**Activity**
Please continue the passage on risk modeling of floating roof tank leaks, beginning after its last sentence.

**Passage provided**
──────

2.3. Establishment of the DBN Model

A DBN is typically characterized as an extension of the BN model that incorporates a temporal dimension. The primary distinction between the DBN and traditional BN models lies in its composition, which includes an initial network B0 and a series of transition networks Bi. DBN models typically assume that the transition probability network parameters remain constant throughout the system’s changes. The probability parameters of nodes in the dynamic changes only consider the influence of the previous adjacent time period [17]. The method for determining the transition probability of any two adjacent nodes in a DBN is given by Equation (9).

$$P\left(X_t|X_{t-1}\right)={\displaystyle \prod _{i=1}^{N}P\left(X_t^i|P_a\left(X_t^i\right)\right)}$$

(9)

In the formula, $X_t^i$ represents the i_-th node at the t_-th time slice, and $P_a\left(X_t^i\right)$ represents the parent nodes of $X_t^i$.

In the DBN, the conditional probabilities of the transition network are the parameter values of the initial network. The method for calculating the joint probability of any node is given in Equation (10).

$$P\left(X_{1:N}^{0:T}\right)={\displaystyle \prod _{i=1}^N{P}_{B_0}\left(X_i^0|P_a\left(X_i^0\right)\right)}\times {\displaystyle \prod _{t=1}^T{\displaystyle \prod _{i=1}^N{P}_{B_{\to }}\left(X_i^t|P_a\left(X_i^t\right)\right)}}$$

(10)

In the formula, $X_{1:N}^{0:T}$ refers to all nodes of the system’s random variables from the initial moment to time T; $P_{B_0}$ is the initial state probability distribution of the system.

3. Evaluate the Application Results of the Model

This study employs accident analysis to pinpoint risk sources and elucidate the inherent interconnections among risk factors within defined scenarios. It constructs an event chain grounded in the patterns of these scenarios and establishes the BT model accordingly. Subsequently, the BT model is translated into a BN model, thereby finalizing the BN model’s construction.

3.1. Construction of BT Model

The historical accident analysis of petroleum storage and transportation facilities reveals that the tank farm is central to the facility’s risk profile and is the most commonly affected unit during incidents [23]. Using a petroleum storage and transportation base in Zhoushan as a case study and acknowledging the superior fire prevention features of floating roof tanks, it was observed that the majority of the oil storage tanks at the base are of the floating roof variety. This paper focuses on the leakage incidents of floating roof tanks, developing a fault tree and event tree analysis specific to such leaks. It conducts a comprehensive analysis of the factors associated with floating roof tank leakages, drawing from the actual conditions at the base, expert insights, historical incident data, and the pertinent literature. This analysis encompasses the principal sources of leakage risk, the event chains, and the secondary events that may be triggered by leaks. Subsequently, a BT model for leak incidents at the petroleum storage and transportation base was formulated.

──────

**Records**
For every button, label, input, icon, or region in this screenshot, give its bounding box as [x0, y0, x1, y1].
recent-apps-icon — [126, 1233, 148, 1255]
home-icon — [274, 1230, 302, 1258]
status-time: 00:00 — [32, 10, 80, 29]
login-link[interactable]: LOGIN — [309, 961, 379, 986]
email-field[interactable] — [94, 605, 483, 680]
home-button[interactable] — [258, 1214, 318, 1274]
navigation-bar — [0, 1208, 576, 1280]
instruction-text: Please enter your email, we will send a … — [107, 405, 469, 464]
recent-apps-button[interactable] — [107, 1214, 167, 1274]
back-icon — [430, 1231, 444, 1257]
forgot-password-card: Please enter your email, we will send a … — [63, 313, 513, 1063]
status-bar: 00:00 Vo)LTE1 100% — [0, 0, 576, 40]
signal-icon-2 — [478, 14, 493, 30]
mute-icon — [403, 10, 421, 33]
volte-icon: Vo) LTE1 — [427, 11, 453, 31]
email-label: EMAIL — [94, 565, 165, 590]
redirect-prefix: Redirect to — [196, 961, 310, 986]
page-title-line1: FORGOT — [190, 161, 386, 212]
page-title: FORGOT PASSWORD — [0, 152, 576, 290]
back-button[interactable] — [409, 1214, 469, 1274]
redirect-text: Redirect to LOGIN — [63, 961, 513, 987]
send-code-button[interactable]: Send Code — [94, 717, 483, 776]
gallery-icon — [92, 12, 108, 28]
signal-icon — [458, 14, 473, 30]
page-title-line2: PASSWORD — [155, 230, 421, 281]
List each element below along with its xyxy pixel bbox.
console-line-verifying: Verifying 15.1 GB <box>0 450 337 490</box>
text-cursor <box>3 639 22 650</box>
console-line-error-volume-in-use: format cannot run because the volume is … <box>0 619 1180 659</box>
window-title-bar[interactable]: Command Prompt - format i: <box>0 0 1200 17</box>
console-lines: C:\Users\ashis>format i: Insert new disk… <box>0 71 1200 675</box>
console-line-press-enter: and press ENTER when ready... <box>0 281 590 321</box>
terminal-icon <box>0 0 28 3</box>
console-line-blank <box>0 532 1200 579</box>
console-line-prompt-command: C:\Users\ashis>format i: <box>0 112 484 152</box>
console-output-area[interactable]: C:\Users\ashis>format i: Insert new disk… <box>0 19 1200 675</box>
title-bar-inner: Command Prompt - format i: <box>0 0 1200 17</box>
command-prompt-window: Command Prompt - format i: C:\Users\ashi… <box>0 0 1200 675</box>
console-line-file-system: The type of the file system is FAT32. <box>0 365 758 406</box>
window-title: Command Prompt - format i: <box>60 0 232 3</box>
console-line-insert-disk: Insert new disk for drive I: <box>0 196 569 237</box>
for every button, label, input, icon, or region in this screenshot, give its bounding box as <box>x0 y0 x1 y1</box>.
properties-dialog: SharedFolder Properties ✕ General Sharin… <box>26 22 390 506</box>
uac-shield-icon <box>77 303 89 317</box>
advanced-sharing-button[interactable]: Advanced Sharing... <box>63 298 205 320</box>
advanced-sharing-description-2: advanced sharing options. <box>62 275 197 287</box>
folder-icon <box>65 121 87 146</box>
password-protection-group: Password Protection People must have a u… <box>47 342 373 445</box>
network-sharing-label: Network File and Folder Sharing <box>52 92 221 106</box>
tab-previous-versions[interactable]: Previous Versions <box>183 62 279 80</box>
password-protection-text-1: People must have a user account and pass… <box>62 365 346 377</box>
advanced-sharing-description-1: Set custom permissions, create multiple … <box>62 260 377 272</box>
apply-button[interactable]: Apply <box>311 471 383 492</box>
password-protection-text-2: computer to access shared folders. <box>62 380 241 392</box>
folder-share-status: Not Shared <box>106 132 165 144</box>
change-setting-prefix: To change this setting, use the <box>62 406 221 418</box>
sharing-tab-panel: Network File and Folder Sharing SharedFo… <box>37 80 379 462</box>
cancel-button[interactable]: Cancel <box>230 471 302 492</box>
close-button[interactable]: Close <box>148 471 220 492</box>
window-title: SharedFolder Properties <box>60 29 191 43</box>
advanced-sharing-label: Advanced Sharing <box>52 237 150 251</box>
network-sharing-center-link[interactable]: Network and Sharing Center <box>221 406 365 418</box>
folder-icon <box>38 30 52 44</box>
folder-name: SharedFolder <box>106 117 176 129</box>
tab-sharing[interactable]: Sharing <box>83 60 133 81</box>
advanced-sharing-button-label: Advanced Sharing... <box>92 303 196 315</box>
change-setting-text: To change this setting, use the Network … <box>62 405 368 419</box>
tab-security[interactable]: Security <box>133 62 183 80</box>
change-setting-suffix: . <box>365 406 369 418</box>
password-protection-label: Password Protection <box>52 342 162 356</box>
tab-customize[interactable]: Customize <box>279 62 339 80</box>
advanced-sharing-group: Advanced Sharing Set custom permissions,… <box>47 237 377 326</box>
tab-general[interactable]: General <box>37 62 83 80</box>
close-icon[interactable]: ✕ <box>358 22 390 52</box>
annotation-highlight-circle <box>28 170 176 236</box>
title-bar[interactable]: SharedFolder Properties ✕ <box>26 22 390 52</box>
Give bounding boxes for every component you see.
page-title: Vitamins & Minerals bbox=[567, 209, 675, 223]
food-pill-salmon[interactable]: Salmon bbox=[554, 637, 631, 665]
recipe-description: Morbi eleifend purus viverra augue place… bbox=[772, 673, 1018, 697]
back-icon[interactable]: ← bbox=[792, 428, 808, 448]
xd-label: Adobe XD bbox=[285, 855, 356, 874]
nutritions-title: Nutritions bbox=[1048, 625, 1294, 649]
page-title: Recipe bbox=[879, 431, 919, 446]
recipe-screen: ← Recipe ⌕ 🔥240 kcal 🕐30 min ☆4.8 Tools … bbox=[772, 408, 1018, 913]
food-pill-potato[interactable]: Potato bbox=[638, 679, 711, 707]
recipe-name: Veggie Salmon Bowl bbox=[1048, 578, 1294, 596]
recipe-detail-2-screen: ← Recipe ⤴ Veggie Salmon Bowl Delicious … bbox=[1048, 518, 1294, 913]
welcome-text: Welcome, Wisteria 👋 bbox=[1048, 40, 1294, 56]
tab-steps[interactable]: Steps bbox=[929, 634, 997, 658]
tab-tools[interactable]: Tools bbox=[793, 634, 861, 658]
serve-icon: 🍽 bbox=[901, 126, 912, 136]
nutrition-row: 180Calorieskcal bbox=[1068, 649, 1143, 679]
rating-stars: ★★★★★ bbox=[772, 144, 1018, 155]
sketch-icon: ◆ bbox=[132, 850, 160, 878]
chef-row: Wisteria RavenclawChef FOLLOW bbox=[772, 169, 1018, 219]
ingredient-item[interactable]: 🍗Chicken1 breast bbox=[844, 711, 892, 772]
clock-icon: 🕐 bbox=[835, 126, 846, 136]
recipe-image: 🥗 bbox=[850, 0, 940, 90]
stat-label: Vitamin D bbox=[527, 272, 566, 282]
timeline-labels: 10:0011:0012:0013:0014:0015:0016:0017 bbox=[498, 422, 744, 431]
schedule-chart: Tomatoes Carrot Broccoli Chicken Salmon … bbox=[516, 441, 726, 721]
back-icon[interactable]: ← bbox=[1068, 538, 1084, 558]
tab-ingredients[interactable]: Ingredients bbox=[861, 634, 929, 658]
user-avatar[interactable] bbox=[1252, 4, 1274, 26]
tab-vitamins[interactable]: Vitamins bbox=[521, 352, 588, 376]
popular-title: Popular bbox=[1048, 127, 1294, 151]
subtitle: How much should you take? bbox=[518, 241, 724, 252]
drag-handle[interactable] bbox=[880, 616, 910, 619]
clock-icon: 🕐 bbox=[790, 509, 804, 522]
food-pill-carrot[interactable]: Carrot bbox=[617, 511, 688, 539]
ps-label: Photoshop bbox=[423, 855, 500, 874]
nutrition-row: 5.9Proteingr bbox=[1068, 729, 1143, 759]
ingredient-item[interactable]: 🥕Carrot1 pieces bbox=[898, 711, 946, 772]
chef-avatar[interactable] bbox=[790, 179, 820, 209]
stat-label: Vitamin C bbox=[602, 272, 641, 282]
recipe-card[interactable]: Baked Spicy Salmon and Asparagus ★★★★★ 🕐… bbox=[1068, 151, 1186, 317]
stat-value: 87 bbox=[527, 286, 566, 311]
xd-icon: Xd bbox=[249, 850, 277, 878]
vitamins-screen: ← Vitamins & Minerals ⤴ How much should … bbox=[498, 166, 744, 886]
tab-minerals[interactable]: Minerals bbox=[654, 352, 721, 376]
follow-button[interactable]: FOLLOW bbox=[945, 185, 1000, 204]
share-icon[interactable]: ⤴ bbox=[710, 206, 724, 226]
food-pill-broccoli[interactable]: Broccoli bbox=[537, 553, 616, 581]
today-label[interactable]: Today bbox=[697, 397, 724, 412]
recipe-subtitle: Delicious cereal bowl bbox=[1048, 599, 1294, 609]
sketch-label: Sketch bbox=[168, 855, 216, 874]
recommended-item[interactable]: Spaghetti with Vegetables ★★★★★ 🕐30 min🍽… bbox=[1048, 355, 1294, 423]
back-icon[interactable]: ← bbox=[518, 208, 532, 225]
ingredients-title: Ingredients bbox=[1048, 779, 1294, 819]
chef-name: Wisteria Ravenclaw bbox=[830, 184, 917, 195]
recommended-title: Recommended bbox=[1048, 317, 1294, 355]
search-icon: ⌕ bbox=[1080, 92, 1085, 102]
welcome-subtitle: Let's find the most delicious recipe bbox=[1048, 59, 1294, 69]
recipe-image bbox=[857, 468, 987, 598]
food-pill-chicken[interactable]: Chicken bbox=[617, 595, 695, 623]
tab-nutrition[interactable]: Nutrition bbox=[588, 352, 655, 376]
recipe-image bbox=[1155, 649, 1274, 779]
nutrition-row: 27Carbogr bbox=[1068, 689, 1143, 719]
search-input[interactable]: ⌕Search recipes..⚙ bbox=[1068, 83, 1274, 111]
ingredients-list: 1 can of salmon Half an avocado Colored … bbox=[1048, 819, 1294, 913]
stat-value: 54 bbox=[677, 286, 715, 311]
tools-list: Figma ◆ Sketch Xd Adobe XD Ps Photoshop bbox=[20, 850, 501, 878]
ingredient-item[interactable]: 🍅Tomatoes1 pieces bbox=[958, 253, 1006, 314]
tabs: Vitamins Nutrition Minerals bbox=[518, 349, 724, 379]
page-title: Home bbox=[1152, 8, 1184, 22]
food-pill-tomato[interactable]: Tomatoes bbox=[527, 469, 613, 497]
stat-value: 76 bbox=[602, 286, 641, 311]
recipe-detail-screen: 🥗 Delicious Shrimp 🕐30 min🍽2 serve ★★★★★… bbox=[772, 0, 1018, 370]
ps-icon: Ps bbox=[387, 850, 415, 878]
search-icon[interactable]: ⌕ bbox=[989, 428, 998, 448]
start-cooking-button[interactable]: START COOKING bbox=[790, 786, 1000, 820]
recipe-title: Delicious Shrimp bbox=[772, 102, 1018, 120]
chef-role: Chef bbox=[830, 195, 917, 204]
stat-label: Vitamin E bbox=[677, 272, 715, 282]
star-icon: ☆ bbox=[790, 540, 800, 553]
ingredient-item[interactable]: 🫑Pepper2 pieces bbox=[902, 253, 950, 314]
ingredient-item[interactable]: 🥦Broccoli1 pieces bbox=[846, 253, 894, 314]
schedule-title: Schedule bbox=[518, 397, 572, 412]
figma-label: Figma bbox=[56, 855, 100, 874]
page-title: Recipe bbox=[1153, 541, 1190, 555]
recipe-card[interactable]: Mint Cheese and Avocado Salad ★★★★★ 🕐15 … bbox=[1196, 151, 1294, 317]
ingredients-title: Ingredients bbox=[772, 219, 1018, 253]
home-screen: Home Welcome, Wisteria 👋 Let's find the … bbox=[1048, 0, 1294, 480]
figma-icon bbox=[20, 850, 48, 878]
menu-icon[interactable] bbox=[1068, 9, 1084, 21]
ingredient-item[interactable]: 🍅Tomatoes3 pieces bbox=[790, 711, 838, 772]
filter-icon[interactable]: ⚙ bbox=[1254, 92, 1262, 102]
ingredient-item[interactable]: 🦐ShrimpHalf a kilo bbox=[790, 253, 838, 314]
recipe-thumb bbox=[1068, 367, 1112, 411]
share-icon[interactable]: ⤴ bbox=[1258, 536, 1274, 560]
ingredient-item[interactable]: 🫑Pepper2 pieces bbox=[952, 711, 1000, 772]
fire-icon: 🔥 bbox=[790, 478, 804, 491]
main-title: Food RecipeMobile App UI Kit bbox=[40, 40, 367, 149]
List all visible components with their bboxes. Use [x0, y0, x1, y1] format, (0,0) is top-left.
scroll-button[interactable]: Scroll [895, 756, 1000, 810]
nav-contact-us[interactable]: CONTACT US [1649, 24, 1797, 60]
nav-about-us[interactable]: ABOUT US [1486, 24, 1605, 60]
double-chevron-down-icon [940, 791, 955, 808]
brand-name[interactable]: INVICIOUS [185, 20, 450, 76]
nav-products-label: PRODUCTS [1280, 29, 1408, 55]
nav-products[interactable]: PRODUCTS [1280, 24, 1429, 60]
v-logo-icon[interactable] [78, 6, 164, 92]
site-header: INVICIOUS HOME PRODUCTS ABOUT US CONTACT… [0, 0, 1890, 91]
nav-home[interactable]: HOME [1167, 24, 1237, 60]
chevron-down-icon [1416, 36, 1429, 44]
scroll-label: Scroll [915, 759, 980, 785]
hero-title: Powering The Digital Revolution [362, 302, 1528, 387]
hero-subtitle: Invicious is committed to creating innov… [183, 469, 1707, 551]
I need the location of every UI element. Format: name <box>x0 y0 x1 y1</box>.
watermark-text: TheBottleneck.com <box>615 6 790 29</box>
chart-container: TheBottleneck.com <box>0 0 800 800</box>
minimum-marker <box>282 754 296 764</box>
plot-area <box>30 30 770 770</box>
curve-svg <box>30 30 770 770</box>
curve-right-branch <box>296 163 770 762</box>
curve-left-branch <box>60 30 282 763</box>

──────

**Expected answer**
3.2. Establishment of the BN

The systematic transformation of a fault tree analysis (FTA) into a BN framework requires rigorous ontological alignment between hierarchical events and multivariate causal dependencies in the FTA with the directed acyclic graph topology and conditional probability distributions of the BN nodes [17]. This methodological conversion preserves structural isomorphism through the probabilistic encoding of AND-OR gates as parent–child node relationships while enhancing dynamic risk inference capabilities via the Bayesian probability theory [20]. Such integration establishes a hybrid probabilistic risk assessment framework that enables the quantification of uncertainty and cross-temporal risk trajectory simulations unattainable through conventional static FTA paradigms. This conversion process is depicted in Figure 3. Specifically, key elements of the Bow-Tie model—basic events, intermediate events, top events, safety barriers, and accident consequences—are mapped to their corresponding nodes in the DBN framework: root nodes, intermediate nodes, leaf nodes, barrier nodes, and consequence nodes, respectively. The obtained BN model is shown in

Table 4. BN node information about oil storage and transportation base risk.

Series A	Series B	Series C	Series D	Series E
Top event A	B1 Oil spill	C1 Liquid level exceeds the safe height	D1 Level control and monitoring system failed (LC1)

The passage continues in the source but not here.